◆ Your goal
A single number is the answer here: how many lines of the entries contain "регистрация"?

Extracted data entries
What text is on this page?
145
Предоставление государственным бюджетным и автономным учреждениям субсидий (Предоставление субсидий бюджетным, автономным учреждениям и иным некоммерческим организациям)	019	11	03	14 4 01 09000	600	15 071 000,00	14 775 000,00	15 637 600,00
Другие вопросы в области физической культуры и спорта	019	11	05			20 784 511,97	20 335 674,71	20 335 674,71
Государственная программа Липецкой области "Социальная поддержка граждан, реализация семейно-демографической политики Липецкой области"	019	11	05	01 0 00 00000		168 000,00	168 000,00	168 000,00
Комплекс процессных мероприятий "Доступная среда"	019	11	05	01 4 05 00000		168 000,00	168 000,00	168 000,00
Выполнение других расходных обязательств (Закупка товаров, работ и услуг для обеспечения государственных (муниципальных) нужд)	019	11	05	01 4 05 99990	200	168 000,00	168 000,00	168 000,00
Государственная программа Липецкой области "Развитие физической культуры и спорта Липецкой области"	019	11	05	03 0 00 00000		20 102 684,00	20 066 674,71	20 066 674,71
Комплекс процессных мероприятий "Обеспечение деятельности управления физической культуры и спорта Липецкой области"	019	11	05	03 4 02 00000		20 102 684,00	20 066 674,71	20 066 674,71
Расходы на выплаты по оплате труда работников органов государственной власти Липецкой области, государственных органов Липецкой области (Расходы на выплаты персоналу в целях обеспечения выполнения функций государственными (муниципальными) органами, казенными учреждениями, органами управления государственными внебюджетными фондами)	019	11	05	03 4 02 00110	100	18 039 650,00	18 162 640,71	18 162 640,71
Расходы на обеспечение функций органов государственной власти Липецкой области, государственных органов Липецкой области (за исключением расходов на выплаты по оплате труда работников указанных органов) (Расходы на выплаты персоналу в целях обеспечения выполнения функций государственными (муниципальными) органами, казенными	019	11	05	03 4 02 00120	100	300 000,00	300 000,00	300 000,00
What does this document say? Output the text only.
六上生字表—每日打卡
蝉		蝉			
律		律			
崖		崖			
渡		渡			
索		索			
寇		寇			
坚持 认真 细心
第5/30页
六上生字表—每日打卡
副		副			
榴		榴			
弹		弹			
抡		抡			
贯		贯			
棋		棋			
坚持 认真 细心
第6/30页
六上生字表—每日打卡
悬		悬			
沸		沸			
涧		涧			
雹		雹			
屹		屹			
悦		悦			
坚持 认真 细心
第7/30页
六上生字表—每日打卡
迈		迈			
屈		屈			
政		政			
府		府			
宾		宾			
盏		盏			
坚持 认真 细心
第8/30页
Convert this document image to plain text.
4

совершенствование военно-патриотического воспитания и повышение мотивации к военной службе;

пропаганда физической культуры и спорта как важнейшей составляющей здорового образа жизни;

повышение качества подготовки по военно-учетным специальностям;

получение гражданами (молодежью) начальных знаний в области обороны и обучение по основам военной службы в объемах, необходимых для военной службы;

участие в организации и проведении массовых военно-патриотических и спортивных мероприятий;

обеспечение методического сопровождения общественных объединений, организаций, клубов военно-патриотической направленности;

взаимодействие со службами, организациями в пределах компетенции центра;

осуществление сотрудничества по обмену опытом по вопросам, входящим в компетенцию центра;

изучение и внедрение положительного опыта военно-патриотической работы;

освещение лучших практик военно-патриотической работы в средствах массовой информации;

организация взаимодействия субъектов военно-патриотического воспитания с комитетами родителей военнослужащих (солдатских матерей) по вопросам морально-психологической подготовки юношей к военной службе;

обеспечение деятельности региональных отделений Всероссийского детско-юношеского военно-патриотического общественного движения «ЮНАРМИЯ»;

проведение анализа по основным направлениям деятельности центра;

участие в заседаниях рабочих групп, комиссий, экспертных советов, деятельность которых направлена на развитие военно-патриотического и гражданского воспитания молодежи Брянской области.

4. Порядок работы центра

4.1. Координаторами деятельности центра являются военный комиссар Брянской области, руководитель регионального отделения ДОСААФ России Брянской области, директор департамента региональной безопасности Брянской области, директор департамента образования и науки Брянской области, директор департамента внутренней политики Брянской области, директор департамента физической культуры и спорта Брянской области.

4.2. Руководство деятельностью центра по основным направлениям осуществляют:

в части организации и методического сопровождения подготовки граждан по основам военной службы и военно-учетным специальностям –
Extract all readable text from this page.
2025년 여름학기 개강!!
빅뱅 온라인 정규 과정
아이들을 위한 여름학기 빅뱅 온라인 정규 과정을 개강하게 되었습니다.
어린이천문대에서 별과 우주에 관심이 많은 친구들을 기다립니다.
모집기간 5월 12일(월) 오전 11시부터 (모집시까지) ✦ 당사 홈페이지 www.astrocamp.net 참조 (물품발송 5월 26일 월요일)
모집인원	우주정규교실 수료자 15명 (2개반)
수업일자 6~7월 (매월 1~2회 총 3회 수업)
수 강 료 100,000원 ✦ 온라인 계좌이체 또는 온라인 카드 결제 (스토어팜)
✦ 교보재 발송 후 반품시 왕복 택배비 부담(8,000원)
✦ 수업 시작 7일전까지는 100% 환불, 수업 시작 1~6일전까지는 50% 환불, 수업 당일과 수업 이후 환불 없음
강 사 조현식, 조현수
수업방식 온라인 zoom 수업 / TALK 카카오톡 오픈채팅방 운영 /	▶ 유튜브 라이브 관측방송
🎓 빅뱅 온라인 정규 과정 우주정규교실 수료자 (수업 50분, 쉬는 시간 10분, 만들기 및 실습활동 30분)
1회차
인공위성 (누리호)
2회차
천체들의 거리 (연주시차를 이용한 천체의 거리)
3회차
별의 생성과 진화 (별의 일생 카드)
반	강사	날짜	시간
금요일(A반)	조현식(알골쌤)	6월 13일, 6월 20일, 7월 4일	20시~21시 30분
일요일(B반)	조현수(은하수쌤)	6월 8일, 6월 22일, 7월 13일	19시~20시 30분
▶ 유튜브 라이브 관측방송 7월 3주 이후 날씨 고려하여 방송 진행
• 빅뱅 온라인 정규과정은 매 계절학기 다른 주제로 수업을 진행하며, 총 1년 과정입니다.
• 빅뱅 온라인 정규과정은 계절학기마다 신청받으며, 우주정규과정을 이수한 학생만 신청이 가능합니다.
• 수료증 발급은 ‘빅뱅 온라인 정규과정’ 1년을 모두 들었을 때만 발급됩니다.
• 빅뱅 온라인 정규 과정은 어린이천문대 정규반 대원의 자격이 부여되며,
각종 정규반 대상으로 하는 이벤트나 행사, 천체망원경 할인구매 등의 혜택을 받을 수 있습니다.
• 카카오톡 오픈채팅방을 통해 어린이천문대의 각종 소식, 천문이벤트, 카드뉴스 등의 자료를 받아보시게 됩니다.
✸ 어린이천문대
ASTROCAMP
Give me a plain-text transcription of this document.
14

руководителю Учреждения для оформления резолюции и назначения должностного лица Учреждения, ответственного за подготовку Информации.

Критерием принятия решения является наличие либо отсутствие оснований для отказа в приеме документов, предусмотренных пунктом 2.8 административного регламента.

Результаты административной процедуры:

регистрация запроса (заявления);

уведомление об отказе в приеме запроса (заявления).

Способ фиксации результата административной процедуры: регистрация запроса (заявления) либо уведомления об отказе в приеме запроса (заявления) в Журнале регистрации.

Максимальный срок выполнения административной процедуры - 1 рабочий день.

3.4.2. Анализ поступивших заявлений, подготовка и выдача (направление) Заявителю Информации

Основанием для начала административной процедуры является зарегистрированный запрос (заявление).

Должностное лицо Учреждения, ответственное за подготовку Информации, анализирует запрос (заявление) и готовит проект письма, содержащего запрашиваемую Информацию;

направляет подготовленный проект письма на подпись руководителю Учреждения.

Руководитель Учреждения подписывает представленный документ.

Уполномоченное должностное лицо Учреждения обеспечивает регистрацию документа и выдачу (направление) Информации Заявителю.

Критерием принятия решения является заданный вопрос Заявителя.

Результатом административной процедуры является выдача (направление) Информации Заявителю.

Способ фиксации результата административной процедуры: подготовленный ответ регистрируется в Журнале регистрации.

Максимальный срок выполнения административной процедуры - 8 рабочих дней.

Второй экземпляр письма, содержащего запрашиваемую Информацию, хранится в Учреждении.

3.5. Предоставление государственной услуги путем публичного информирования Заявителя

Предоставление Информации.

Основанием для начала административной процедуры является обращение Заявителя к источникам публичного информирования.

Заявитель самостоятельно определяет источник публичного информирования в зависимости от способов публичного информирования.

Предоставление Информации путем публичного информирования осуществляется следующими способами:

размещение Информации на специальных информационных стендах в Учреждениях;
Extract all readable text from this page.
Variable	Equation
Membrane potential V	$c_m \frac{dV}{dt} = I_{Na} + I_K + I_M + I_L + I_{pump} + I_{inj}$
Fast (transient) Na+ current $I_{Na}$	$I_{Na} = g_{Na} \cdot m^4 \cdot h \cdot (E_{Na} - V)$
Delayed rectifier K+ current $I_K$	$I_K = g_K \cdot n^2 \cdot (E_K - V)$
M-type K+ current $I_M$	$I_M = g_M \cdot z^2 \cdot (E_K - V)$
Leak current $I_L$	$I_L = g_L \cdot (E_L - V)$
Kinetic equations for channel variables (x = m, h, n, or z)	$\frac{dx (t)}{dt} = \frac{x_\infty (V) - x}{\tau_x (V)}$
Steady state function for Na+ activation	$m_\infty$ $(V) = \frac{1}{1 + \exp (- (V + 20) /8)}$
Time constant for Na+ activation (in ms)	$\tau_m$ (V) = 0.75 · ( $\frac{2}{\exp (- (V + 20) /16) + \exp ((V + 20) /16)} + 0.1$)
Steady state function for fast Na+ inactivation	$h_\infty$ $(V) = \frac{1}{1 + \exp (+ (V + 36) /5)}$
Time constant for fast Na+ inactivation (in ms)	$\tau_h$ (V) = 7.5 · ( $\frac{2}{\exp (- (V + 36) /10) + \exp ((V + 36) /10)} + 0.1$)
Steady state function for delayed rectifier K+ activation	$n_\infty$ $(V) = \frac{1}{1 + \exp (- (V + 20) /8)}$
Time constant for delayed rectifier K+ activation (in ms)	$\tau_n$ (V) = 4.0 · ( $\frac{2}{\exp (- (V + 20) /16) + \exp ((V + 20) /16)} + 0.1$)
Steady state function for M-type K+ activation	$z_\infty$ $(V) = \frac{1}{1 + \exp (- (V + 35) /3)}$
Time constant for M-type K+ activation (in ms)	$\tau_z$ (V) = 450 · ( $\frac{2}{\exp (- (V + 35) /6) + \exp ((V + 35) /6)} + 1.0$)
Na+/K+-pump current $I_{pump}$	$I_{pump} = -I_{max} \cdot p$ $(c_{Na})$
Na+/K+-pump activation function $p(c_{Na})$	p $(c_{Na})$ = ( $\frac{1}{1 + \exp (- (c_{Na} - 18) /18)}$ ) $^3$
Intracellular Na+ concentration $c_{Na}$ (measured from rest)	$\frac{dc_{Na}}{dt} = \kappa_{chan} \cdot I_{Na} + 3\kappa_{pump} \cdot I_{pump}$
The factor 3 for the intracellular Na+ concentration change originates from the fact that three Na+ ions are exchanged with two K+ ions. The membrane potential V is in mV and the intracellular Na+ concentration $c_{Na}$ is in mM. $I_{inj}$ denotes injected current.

◆ Finished task
2